## WHAT YOU SHOULD DO
All lines holding the string "xlabel" are to be shown.

Start MATERIAL

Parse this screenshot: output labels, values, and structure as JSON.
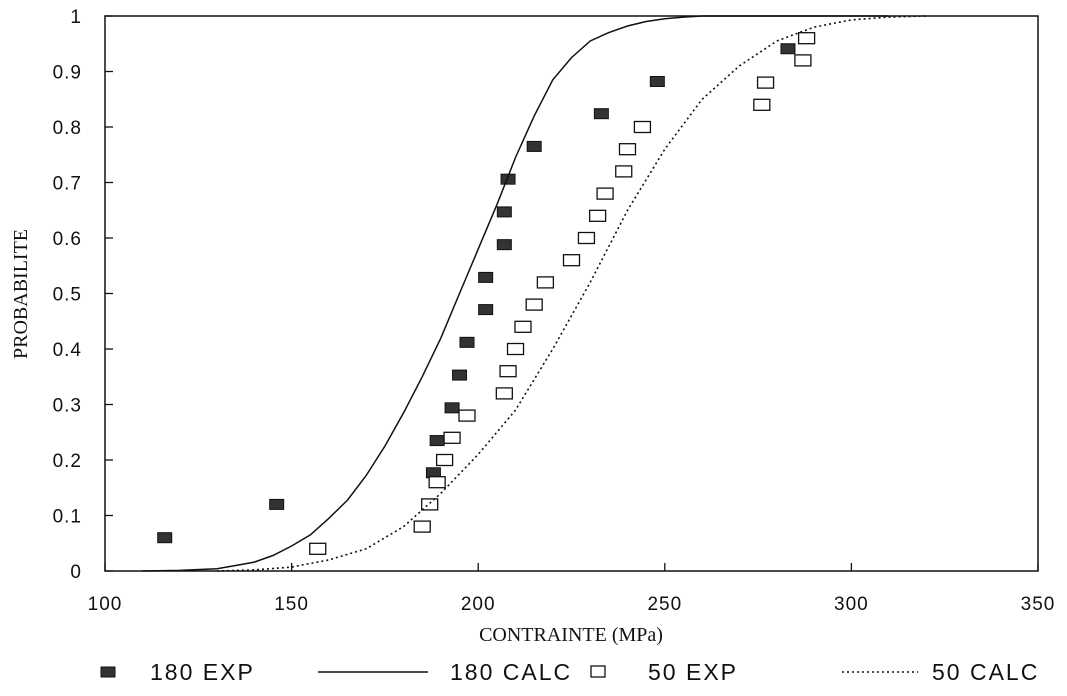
{
  "chart_data": {
    "type": "scatter",
    "title": "",
    "xlabel": "CONTRAINTE (MPa)",
    "ylabel": "PROBABILITE",
    "xlim": [
      100,
      350
    ],
    "ylim": [
      0,
      1
    ],
    "xticks": [
      100,
      150,
      200,
      250,
      300,
      350
    ],
    "yticks": [
      0,
      0.1,
      0.2,
      0.3,
      0.4,
      0.5,
      0.6,
      0.7,
      0.8,
      0.9,
      1
    ],
    "ytick_labels": [
      "0",
      "0.1",
      "0.2",
      "0.3",
      "0.4",
      "0.5",
      "0.6",
      "0.7",
      "0.8",
      "0.9",
      "1"
    ],
    "grid": false,
    "legend_position": "bottom",
    "series": [
      {
        "name": "180 EXP",
        "kind": "marker-filled",
        "color": "#333333",
        "points": [
          [
            116,
            0.06
          ],
          [
            146,
            0.12
          ],
          [
            188,
            0.177
          ],
          [
            189,
            0.235
          ],
          [
            193,
            0.294
          ],
          [
            195,
            0.353
          ],
          [
            197,
            0.412
          ],
          [
            202,
            0.471
          ],
          [
            202,
            0.529
          ],
          [
            207,
            0.588
          ],
          [
            207,
            0.647
          ],
          [
            208,
            0.706
          ],
          [
            215,
            0.765
          ],
          [
            233,
            0.824
          ],
          [
            248,
            0.882
          ],
          [
            283,
            0.941
          ]
        ]
      },
      {
        "name": "180 CALC",
        "kind": "line-solid",
        "color": "#111111",
        "points": [
          [
            110,
            0
          ],
          [
            120,
            0.001
          ],
          [
            130,
            0.004
          ],
          [
            135,
            0.01
          ],
          [
            140,
            0.016
          ],
          [
            145,
            0.028
          ],
          [
            150,
            0.045
          ],
          [
            155,
            0.065
          ],
          [
            160,
            0.095
          ],
          [
            165,
            0.128
          ],
          [
            170,
            0.172
          ],
          [
            175,
            0.225
          ],
          [
            180,
            0.285
          ],
          [
            185,
            0.35
          ],
          [
            190,
            0.42
          ],
          [
            195,
            0.5
          ],
          [
            200,
            0.58
          ],
          [
            205,
            0.66
          ],
          [
            210,
            0.745
          ],
          [
            215,
            0.82
          ],
          [
            220,
            0.885
          ],
          [
            225,
            0.925
          ],
          [
            230,
            0.955
          ],
          [
            235,
            0.97
          ],
          [
            240,
            0.982
          ],
          [
            245,
            0.99
          ],
          [
            250,
            0.995
          ],
          [
            255,
            0.998
          ],
          [
            260,
            1
          ],
          [
            310,
            1
          ]
        ]
      },
      {
        "name": "50 EXP",
        "kind": "marker-open",
        "color": "#111111",
        "points": [
          [
            157,
            0.04
          ],
          [
            185,
            0.08
          ],
          [
            187,
            0.12
          ],
          [
            189,
            0.16
          ],
          [
            191,
            0.2
          ],
          [
            193,
            0.24
          ],
          [
            197,
            0.28
          ],
          [
            207,
            0.32
          ],
          [
            208,
            0.36
          ],
          [
            210,
            0.4
          ],
          [
            212,
            0.44
          ],
          [
            215,
            0.48
          ],
          [
            218,
            0.52
          ],
          [
            225,
            0.56
          ],
          [
            229,
            0.6
          ],
          [
            232,
            0.64
          ],
          [
            234,
            0.68
          ],
          [
            239,
            0.72
          ],
          [
            240,
            0.76
          ],
          [
            244,
            0.8
          ],
          [
            276,
            0.84
          ],
          [
            277,
            0.88
          ],
          [
            287,
            0.92
          ],
          [
            288,
            0.96
          ]
        ]
      },
      {
        "name": "50 CALC",
        "kind": "line-dotted",
        "color": "#111111",
        "points": [
          [
            130,
            0
          ],
          [
            140,
            0.002
          ],
          [
            150,
            0.007
          ],
          [
            160,
            0.02
          ],
          [
            170,
            0.04
          ],
          [
            180,
            0.08
          ],
          [
            190,
            0.14
          ],
          [
            200,
            0.21
          ],
          [
            210,
            0.29
          ],
          [
            220,
            0.4
          ],
          [
            230,
            0.52
          ],
          [
            240,
            0.65
          ],
          [
            250,
            0.76
          ],
          [
            260,
            0.85
          ],
          [
            270,
            0.91
          ],
          [
            280,
            0.955
          ],
          [
            290,
            0.98
          ],
          [
            300,
            0.993
          ],
          [
            310,
            0.998
          ],
          [
            320,
            1
          ]
        ]
      }
    ]
  }
}
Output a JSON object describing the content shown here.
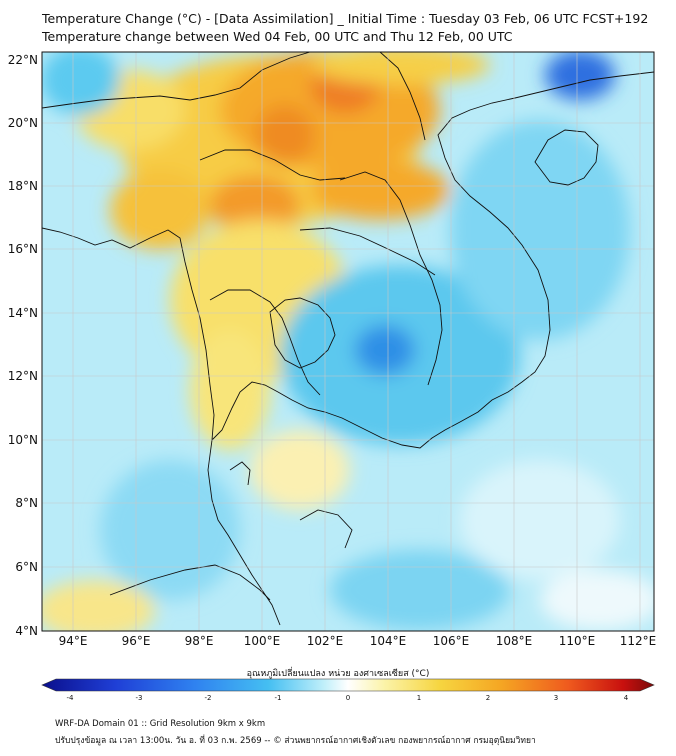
{
  "header": {
    "title_line1": "Temperature Change (°C) - [Data Assimilation] _ Initial Time : Tuesday 03 Feb, 06 UTC FCST+192",
    "title_line2": "Temperature change between Wed 04 Feb, 00 UTC and Thu 12 Feb, 00 UTC"
  },
  "axes": {
    "lat_labels": [
      "22°N",
      "20°N",
      "18°N",
      "16°N",
      "14°N",
      "12°N",
      "10°N",
      "8°N",
      "6°N",
      "4°N"
    ],
    "lon_labels": [
      "94°E",
      "96°E",
      "98°E",
      "100°E",
      "102°E",
      "104°E",
      "106°E",
      "108°E",
      "110°E",
      "112°E"
    ]
  },
  "colorbar": {
    "title": "อุณหภูมิเปลี่ยนแปลง หน่วย องศาเซลเซียส (°C)",
    "tick_labels": [
      "-4",
      "-3",
      "-2",
      "-1",
      "0",
      "1",
      "2",
      "3",
      "4"
    ],
    "colors": [
      "#0b0f8c",
      "#1f3fd6",
      "#2f82f0",
      "#45bff2",
      "#a8e6f7",
      "#ffffff",
      "#fbf3a8",
      "#f6d540",
      "#f5a623",
      "#ef5a1e",
      "#c8100e",
      "#7a0a0a"
    ]
  },
  "footer": {
    "line1": "WRF-DA Domain 01 :: Grid Resolution 9km x 9km",
    "line2": "ปรับปรุงข้อมูล ณ เวลา 13:00น. วัน อ. ที่ 03 ก.พ. 2569 -- © ส่วนพยากรณ์อากาศเชิงตัวเลข กองพยากรณ์อากาศ กรมอุตุนิยมวิทยา"
  }
}
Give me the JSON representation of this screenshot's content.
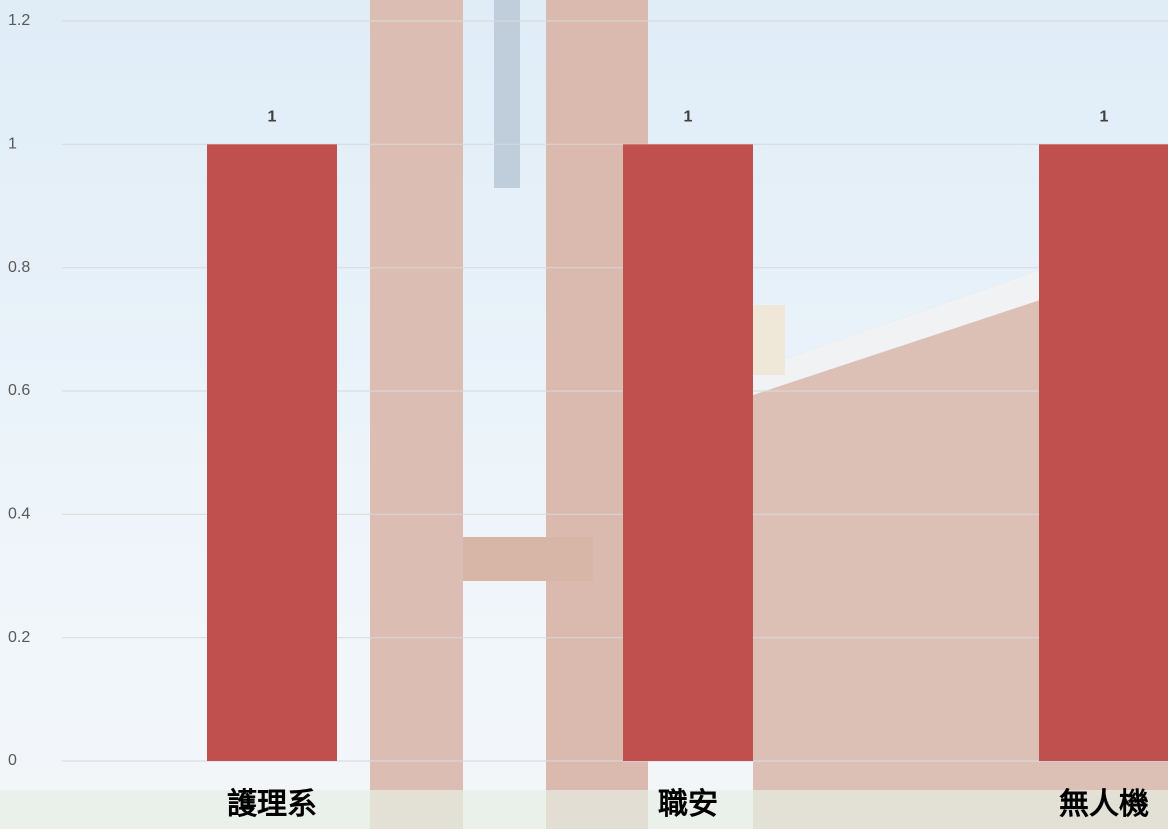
{
  "chart_data": {
    "type": "bar",
    "categories": [
      "護理系",
      "職安",
      "無人機"
    ],
    "values": [
      1,
      1,
      1
    ],
    "color": "#c0504d",
    "ylim": [
      0,
      1.2
    ],
    "yticks": [
      0,
      0.2,
      0.4,
      0.6,
      0.8,
      1,
      1.2
    ],
    "grid": true
  }
}
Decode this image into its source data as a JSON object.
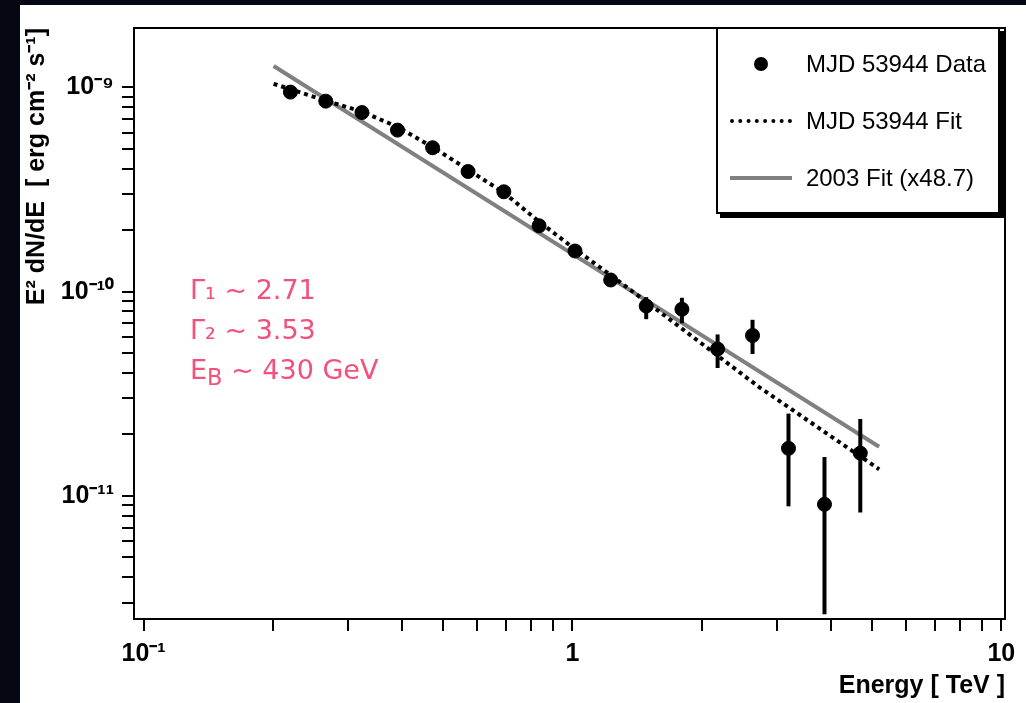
{
  "chart_data": {
    "type": "scatter",
    "xlabel": "Energy [ TeV ]",
    "ylabel": "E² dN/dE  [ erg cm⁻² s⁻¹]",
    "log": "xy",
    "xlim": [
      0.095,
      10.2
    ],
    "ylim": [
      2.5e-12,
      1.95e-09
    ],
    "xticks": [
      {
        "value": 0.1,
        "label": "10⁻¹"
      },
      {
        "value": 0.2,
        "label": null
      },
      {
        "value": 0.3,
        "label": null
      },
      {
        "value": 0.4,
        "label": null
      },
      {
        "value": 0.5,
        "label": null
      },
      {
        "value": 0.6,
        "label": null
      },
      {
        "value": 0.7,
        "label": null
      },
      {
        "value": 0.8,
        "label": null
      },
      {
        "value": 0.9,
        "label": null
      },
      1,
      {
        "value": 2,
        "label": null
      },
      {
        "value": 3,
        "label": null
      },
      {
        "value": 4,
        "label": null
      },
      {
        "value": 5,
        "label": null
      },
      {
        "value": 6,
        "label": null
      },
      {
        "value": 7,
        "label": null
      },
      {
        "value": 8,
        "label": null
      },
      {
        "value": 9,
        "label": null
      },
      10
    ],
    "yticks": [
      {
        "value": 3e-12,
        "label": null
      },
      {
        "value": 4e-12,
        "label": null
      },
      {
        "value": 5e-12,
        "label": null
      },
      {
        "value": 6e-12,
        "label": null
      },
      {
        "value": 7e-12,
        "label": null
      },
      {
        "value": 8e-12,
        "label": null
      },
      {
        "value": 9e-12,
        "label": null
      },
      {
        "value": 1e-11,
        "label": "10⁻¹¹"
      },
      {
        "value": 2e-11,
        "label": null
      },
      {
        "value": 3e-11,
        "label": null
      },
      {
        "value": 4e-11,
        "label": null
      },
      {
        "value": 5e-11,
        "label": null
      },
      {
        "value": 6e-11,
        "label": null
      },
      {
        "value": 7e-11,
        "label": null
      },
      {
        "value": 8e-11,
        "label": null
      },
      {
        "value": 9e-11,
        "label": null
      },
      {
        "value": 1e-10,
        "label": "10⁻¹⁰"
      },
      {
        "value": 2e-10,
        "label": null
      },
      {
        "value": 3e-10,
        "label": null
      },
      {
        "value": 4e-10,
        "label": null
      },
      {
        "value": 5e-10,
        "label": null
      },
      {
        "value": 6e-10,
        "label": null
      },
      {
        "value": 7e-10,
        "label": null
      },
      {
        "value": 8e-10,
        "label": null
      },
      {
        "value": 9e-10,
        "label": null
      },
      {
        "value": 1e-09,
        "label": "10⁻⁹"
      }
    ],
    "legend": "top right",
    "annotations": [
      "Γ₁ ~ 2.71",
      "Γ₂ ~ 3.53",
      "E$_{B}$ ~ 430 GeV"
    ],
    "series": [
      {
        "name": "MJD 53944 Data",
        "marker": "circle",
        "color": "#000000",
        "x": [
          0.22,
          0.266,
          0.323,
          0.391,
          0.472,
          0.571,
          0.692,
          0.836,
          1.014,
          1.228,
          1.486,
          1.8,
          2.18,
          2.63,
          3.19,
          3.87,
          4.69
        ],
        "values": [
          9.47e-10,
          8.55e-10,
          7.52e-10,
          6.17e-10,
          5.06e-10,
          3.87e-10,
          3.08e-10,
          2.1e-10,
          1.58e-10,
          1.14e-10,
          8.5e-11,
          8.2e-11,
          5.24e-11,
          6.1e-11,
          1.71e-11,
          9.1e-12,
          1.62e-11
        ],
        "errors": [
          null,
          null,
          null,
          null,
          null,
          null,
          null,
          null,
          null,
          [
            1.06e-10,
            1.23e-10
          ],
          [
            7.33e-11,
            9.4e-11
          ],
          [
            7e-11,
            9.33e-11
          ],
          [
            4.23e-11,
            6.17e-11
          ],
          [
            4.95e-11,
            7.28e-11
          ],
          [
            8.9e-12,
            2.53e-11
          ],
          [
            2.64e-12,
            1.55e-11
          ],
          [
            8.3e-12,
            2.38e-11
          ]
        ]
      },
      {
        "name": "MJD 53944 Fit",
        "type": "line",
        "marker": "none",
        "line_style": "dotted",
        "color": "#000000",
        "x": [
          0.201,
          0.266,
          0.323,
          0.391,
          0.472,
          0.571,
          0.692,
          0.836,
          1.0,
          1.23,
          1.5,
          2.73,
          5.19
        ],
        "values": [
          1.04e-09,
          8.6e-10,
          7.6e-10,
          6.4e-10,
          5.1e-10,
          3.95e-10,
          3.05e-10,
          2.2e-10,
          1.65e-10,
          1.2e-10,
          8.8e-11,
          3.4e-11,
          1.35e-11
        ]
      },
      {
        "name": "2003 Fit (x48.7)",
        "type": "line",
        "marker": "none",
        "line_style": "solid",
        "color": "#808080",
        "x": [
          0.201,
          5.19
        ],
        "values": [
          1.27e-09,
          1.74e-11
        ]
      }
    ]
  }
}
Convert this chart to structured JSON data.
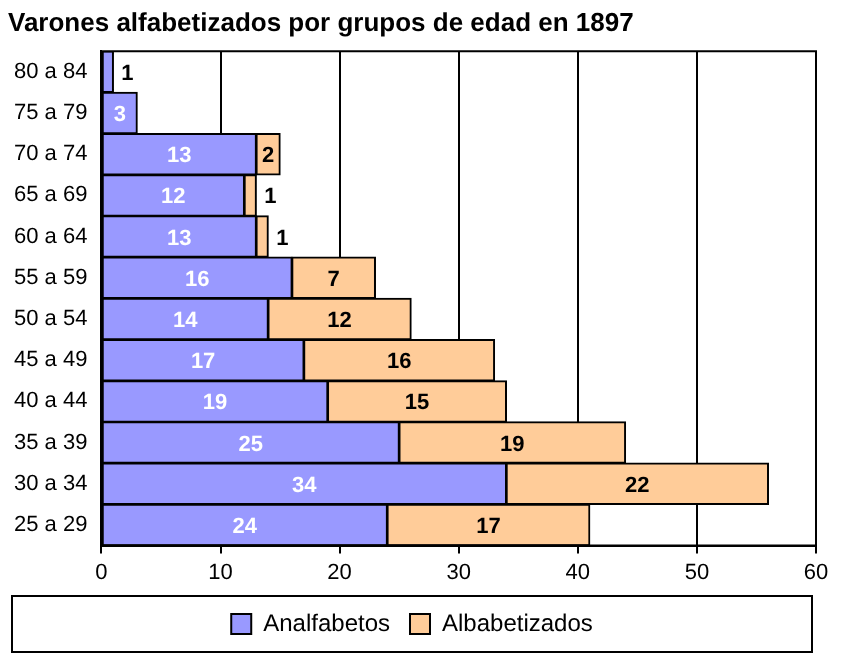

End MATERIAL

## TASK OUTPUT
    "xlabel": "CONTRAINTE (MPa)",
    "xlabel": "Energy [ TeV ]",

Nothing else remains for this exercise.